> **Working data**:
···
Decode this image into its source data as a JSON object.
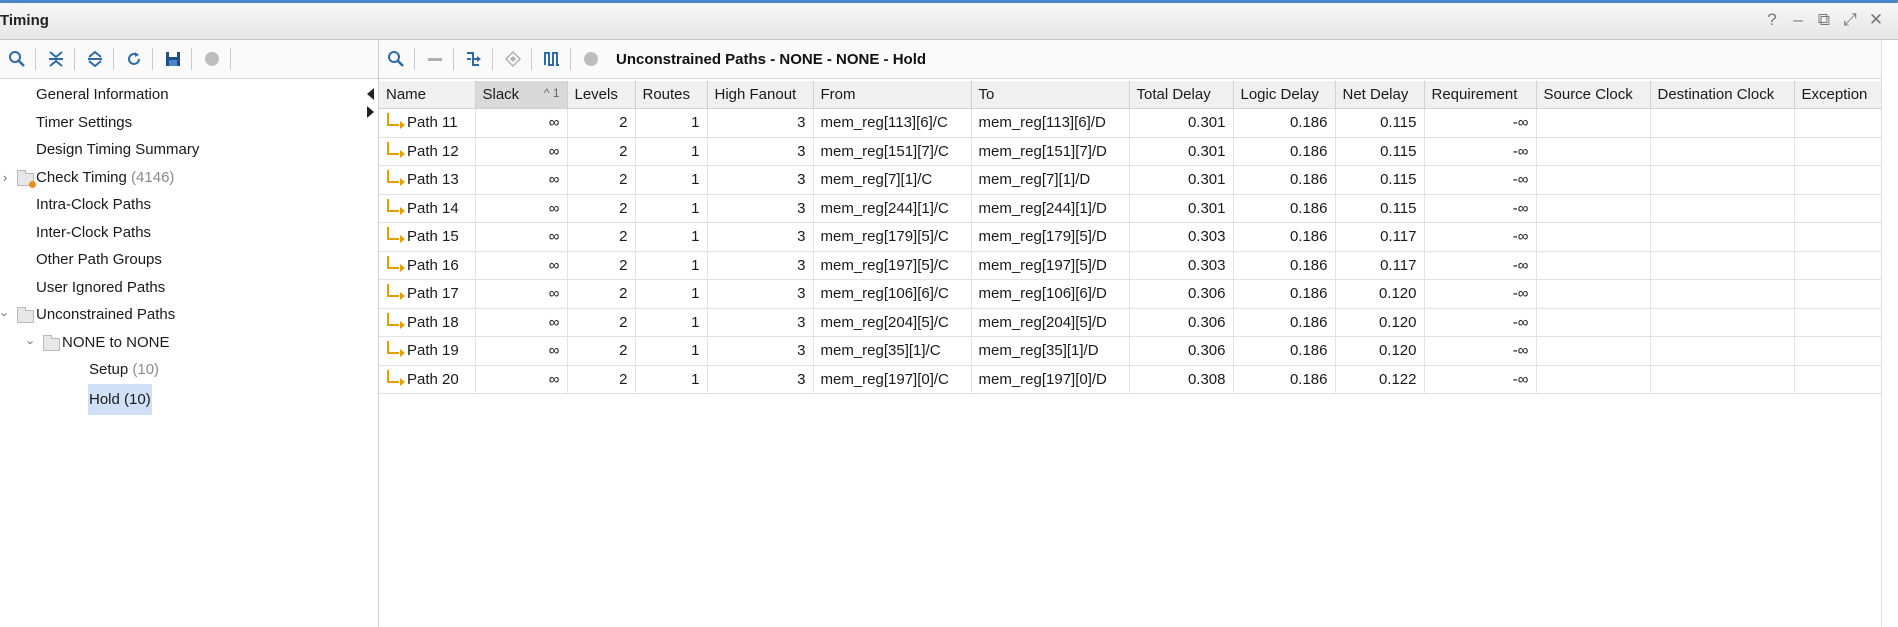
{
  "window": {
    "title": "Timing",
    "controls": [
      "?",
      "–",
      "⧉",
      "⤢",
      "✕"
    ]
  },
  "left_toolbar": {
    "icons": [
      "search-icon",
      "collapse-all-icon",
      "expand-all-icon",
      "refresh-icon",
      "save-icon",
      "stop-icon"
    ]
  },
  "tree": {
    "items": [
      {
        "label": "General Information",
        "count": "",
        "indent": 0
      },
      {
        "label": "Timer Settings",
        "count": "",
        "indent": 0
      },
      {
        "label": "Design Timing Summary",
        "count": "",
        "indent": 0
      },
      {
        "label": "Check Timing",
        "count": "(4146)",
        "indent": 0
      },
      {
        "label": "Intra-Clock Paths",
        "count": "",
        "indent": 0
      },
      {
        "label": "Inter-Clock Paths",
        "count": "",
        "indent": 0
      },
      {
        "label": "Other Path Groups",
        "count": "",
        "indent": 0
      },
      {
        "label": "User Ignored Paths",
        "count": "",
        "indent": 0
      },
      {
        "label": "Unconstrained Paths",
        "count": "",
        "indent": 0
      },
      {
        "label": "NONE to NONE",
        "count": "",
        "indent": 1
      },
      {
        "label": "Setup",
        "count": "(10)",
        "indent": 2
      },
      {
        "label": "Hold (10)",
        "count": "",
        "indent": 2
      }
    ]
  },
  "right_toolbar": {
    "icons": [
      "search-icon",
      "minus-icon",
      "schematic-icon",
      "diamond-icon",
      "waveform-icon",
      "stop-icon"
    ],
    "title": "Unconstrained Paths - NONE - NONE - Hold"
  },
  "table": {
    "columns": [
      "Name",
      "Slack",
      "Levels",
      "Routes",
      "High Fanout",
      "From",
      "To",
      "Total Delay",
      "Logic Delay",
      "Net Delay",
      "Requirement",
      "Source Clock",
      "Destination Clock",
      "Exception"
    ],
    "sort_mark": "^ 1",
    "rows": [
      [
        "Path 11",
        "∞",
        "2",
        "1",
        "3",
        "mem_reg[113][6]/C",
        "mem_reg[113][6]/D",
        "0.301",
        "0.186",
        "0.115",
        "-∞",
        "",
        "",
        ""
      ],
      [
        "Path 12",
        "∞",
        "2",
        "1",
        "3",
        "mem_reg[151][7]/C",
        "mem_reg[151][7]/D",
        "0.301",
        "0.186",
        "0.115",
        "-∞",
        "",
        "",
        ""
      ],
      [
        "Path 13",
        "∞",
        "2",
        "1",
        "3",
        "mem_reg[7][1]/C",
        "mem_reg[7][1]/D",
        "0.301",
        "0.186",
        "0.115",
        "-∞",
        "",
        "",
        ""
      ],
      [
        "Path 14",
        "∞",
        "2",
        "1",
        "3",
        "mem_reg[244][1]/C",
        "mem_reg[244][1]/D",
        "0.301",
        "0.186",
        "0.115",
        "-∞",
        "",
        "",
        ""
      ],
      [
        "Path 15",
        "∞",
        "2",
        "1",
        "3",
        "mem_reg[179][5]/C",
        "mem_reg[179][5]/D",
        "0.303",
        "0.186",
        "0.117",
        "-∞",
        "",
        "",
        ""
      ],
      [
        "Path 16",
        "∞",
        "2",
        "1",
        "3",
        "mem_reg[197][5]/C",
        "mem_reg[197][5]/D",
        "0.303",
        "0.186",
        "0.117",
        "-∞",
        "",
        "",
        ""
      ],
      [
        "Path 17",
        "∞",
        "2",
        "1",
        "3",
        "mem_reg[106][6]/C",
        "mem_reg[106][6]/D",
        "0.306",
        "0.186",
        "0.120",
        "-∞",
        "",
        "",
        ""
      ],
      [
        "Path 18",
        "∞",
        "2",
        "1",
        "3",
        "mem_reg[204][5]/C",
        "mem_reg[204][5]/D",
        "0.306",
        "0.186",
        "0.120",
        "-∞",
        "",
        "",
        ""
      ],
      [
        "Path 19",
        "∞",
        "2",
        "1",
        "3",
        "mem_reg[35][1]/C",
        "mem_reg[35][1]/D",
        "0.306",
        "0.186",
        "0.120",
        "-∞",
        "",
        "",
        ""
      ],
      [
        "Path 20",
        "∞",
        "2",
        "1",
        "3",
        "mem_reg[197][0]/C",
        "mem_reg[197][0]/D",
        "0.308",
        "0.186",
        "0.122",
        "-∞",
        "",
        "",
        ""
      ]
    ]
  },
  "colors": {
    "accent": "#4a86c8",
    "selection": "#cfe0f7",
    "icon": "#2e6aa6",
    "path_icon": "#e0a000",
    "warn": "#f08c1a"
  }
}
···
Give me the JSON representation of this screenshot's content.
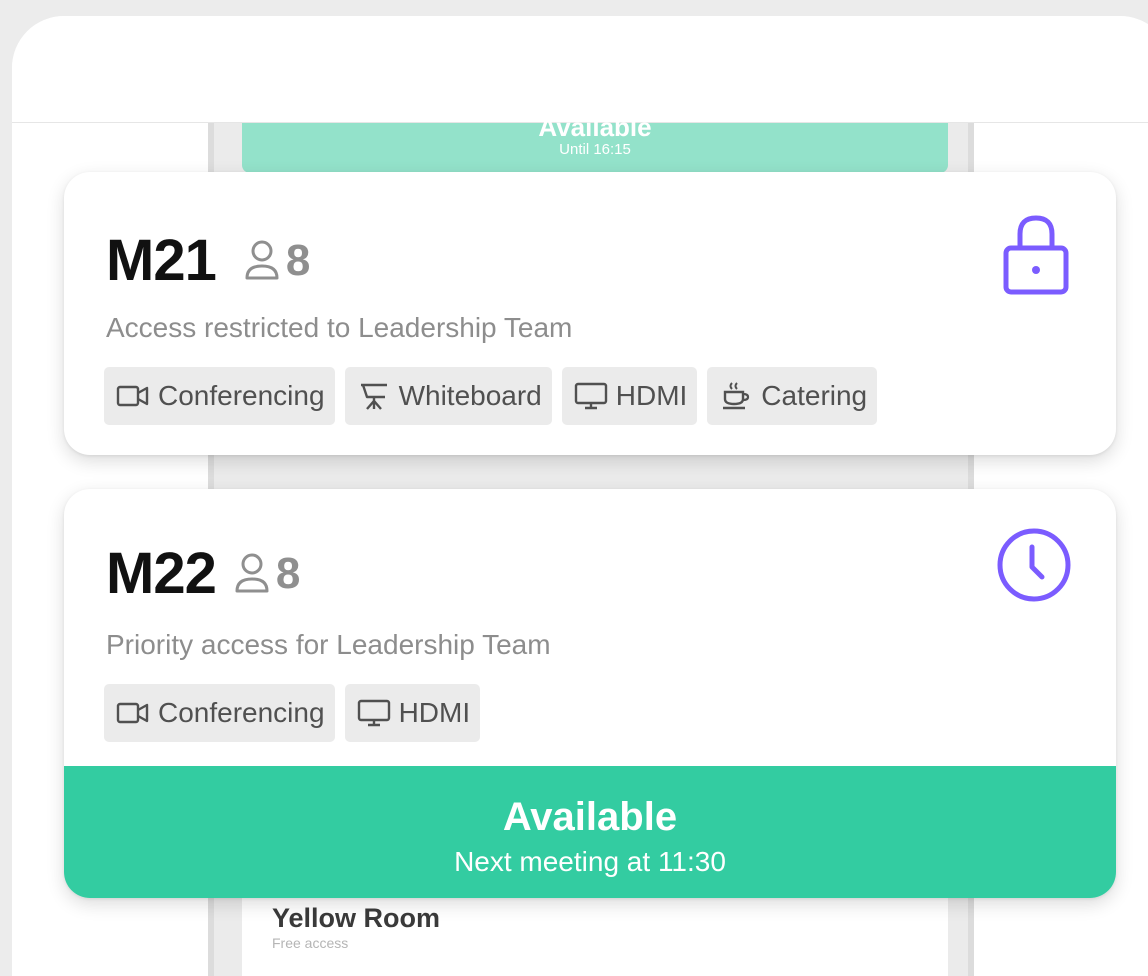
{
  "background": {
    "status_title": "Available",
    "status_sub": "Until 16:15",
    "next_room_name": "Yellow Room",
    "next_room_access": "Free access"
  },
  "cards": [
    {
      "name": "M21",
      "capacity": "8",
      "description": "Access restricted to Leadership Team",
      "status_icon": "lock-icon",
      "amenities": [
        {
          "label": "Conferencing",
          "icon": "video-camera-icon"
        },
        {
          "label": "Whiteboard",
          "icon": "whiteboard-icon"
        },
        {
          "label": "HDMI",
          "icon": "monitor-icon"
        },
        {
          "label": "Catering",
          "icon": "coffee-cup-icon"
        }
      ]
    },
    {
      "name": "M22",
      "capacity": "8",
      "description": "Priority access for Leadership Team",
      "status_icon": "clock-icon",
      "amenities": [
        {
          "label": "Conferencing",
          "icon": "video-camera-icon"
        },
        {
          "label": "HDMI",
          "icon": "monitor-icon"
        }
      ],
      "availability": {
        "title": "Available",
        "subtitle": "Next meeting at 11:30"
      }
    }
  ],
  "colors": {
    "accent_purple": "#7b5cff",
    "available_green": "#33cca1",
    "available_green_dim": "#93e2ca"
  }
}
···
> **Task goal**:
Look through the material above and pick out each line holding the word "this".

> **The output**:
Decode this image into its source data as a JSON object.
Give me the JSON representation of this screenshot's content.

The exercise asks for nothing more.